(Figure record listings)
►

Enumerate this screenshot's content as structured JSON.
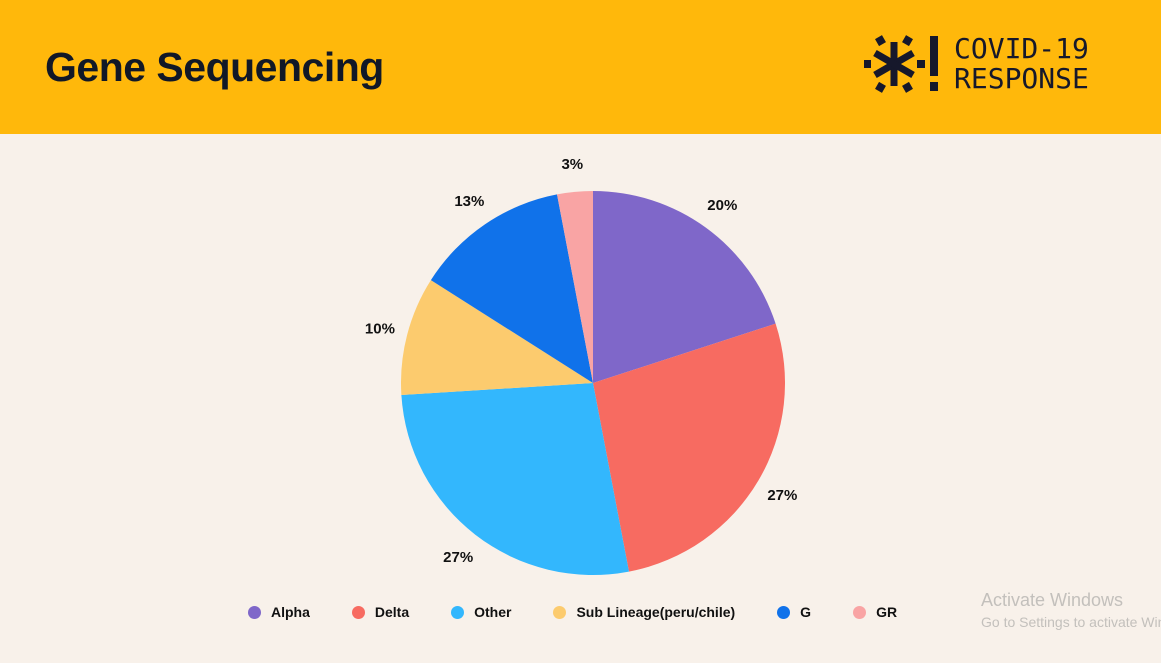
{
  "header": {
    "title": "Gene Sequencing",
    "logo_line1": "COVID-19",
    "logo_line2": "RESPONSE",
    "bg_color": "#ffb80b"
  },
  "chart_data": {
    "type": "pie",
    "categories": [
      "Alpha",
      "Delta",
      "Other",
      "Sub Lineage(peru/chile)",
      "G",
      "GR"
    ],
    "values": [
      20,
      27,
      27,
      10,
      13,
      3
    ],
    "labels": [
      "20%",
      "27%",
      "27%",
      "10%",
      "13%",
      "3%"
    ],
    "colors": [
      "#7f67c9",
      "#f76b61",
      "#33b7fd",
      "#fccb6e",
      "#1072ea",
      "#f9a4a4"
    ],
    "legend": "bottom",
    "start": "top, clockwise"
  },
  "watermark": {
    "line1": "Activate Windows",
    "line2": "Go to Settings to activate Windows."
  }
}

◄

▶ [Given problem]: Give back the entries verbatim. Do not include any picture.

▶ [Correct output]:
Enumerate this screenshot's content as structured JSON.
{
  "header": {
    "title": "Gene Sequencing",
    "logo_line1": "COVID-19",
    "logo_line2": "RESPONSE",
    "bg_color": "#ffb80b"
  },
  "chart_data": {
    "type": "pie",
    "categories": [
      "Alpha",
      "Delta",
      "Other",
      "Sub Lineage(peru/chile)",
      "G",
      "GR"
    ],
    "values": [
      20,
      27,
      27,
      10,
      13,
      3
    ],
    "labels": [
      "20%",
      "27%",
      "27%",
      "10%",
      "13%",
      "3%"
    ],
    "colors": [
      "#7f67c9",
      "#f76b61",
      "#33b7fd",
      "#fccb6e",
      "#1072ea",
      "#f9a4a4"
    ],
    "legend": "bottom",
    "start": "top, clockwise"
  },
  "watermark": {
    "line1": "Activate Windows",
    "line2": "Go to Settings to activate Windows."
  }
}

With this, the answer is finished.